## REQUEST 1:
Revise the market integrity update from "MIU – Issue" to "EOFY performance figures.", replacing "unusual trading" with "irregular trading".
## REQUEST 2:
Resume the market integrity update, writing on from its last sentence.

## DOCUMENT PASSAGE:
****

MIU – Issue 160 – June 2024
EOFY ‘window dressing’: Be alert to any unusual trading
As we reach the end of financial year (EOFY), market intermediaries should be on the look out for any unusual trading that may affect share prices and EOFY performance figures.
Known as ‘window dressing’ this activity is a form of market manipulation by parties who have a financial incentive to influence share prices around key reporting dates. These parties include directors, large shareholders and/or fund managers who periodically report to clients about investment performance.
We encourage you to take active steps to identify possible misconduct through system controls and pre-trade filters, as well as through post-trade reviews of any abnormal trading behaviour.
If you identify or suspect ‘window dressing’, please notify ASIC through the ASIC Regulatory Portal or by email to markets@asic.gov.au (also see Report suspicious activity).
We’ll continue to monitor unusual price movements that may indicate market manipulation. If we identify any trading that we believe should have been reported to ASIC, but wasn’t, we’ll contact you for an explanation.
See Regulatory Guide 265 Guidance on ASIC market integrity rules for participants of securities markets (RG 265) and Regulatory Guide 266 Guidance on ASIC market integrity rules for participants of futures markets (RG 266) for more information about suspicious activity reports.
Call for market intermediaries to strengthen supervision of business communications
ASIC is calling on market intermediaries to strengthen their supervisory arrangements for recording and monitoring representatives’ business communications to prevent, detect and promptly address misconduct and contraventions of financial services laws.

****

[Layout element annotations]
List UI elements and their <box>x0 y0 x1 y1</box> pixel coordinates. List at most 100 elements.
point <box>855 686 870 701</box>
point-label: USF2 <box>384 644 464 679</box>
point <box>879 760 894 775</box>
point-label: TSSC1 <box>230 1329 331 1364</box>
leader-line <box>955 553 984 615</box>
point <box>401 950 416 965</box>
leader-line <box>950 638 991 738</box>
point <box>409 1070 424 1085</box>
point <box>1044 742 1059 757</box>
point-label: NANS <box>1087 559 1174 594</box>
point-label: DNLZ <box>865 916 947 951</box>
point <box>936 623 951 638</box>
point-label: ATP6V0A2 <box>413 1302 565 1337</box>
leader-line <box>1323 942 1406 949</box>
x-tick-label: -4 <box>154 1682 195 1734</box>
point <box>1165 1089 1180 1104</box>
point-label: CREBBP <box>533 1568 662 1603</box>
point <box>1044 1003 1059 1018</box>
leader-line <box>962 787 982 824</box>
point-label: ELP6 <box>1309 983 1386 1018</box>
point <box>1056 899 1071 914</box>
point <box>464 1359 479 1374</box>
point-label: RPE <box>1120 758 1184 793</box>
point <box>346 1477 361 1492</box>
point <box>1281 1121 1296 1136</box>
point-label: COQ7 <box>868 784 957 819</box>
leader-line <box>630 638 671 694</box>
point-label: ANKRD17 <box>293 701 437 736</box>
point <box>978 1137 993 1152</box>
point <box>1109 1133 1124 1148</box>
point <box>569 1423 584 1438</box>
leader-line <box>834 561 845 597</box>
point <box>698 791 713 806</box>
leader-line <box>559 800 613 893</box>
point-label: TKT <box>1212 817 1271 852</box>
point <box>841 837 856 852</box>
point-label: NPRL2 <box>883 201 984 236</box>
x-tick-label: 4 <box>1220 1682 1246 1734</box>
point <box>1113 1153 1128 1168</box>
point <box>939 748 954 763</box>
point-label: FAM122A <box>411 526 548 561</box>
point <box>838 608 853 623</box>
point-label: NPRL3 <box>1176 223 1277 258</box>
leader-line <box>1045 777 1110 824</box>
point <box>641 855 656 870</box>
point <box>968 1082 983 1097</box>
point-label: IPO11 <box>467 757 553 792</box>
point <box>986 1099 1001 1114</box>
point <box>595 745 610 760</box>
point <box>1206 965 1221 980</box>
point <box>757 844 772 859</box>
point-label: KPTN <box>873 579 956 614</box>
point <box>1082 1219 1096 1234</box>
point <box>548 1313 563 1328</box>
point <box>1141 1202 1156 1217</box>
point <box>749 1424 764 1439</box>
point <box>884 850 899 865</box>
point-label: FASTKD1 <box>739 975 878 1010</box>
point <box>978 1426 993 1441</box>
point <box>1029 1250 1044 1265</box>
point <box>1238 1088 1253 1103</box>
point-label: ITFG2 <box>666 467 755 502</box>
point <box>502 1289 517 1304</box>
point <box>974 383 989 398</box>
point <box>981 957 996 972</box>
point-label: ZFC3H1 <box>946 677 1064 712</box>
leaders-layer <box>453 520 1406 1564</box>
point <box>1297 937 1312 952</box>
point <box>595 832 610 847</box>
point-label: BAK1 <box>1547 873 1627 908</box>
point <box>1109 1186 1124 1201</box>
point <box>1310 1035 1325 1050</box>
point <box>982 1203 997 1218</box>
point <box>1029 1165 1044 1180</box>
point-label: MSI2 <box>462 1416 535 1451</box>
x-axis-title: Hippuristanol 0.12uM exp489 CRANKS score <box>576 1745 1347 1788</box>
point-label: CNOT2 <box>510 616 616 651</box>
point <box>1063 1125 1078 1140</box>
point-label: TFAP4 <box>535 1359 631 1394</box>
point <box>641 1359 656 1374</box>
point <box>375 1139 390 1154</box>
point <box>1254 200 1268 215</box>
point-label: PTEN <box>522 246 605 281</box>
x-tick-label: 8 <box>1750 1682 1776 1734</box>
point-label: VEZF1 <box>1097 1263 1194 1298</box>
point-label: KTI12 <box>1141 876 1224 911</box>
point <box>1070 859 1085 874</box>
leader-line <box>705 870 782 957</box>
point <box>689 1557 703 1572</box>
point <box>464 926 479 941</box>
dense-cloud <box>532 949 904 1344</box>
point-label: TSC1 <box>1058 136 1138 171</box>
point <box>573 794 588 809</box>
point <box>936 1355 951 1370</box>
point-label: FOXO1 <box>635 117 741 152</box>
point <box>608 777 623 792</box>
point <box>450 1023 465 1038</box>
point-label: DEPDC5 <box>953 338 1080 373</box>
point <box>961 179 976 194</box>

****

## WRITTEN REPLY 1:
MIU – Issue 160 – June 2024
EOFY ‘window dressing’: Be alert to any irregular trading
As we reach the end of financial year (EOFY), market intermediaries should be on the look out for any irregular trading that may affect share prices and EOFY performance figures.

## WRITTEN REPLY 2:
ASIC’s Information Sheet 283 Supervising your representatives’ business communications (INFO 283) responds to concerns that the use of unmonitored communication channels and encrypted communication applications in business communications can significantly increase the risk of misconduct going undetected.
INFO 283 gives practical guidance to market intermediaries (investment banks, participants of exchange and over-the-counter markets, securities dealers and corporate advisers) about managing these risks, embedding supervisory arrangements for business communications and reviewing their effectiveness in compliance with obligations under the Corporations Act 2001 and ASIC market integrity rules.
INFO 283 deals with common challenges and pitfalls for market intermediaries in effectively supervising their representatives’ business communications, including:
- the emergence of new and popular communication channels that are outside the scope of their surveillance systems
- weak or no controls to identify where data used in surveillance systems is incomplete or erroneous, and
- reliance on ‘out of the box’ settings of vendor-provided communication surveillance systems and a failure to routinely calibrate alert parameters.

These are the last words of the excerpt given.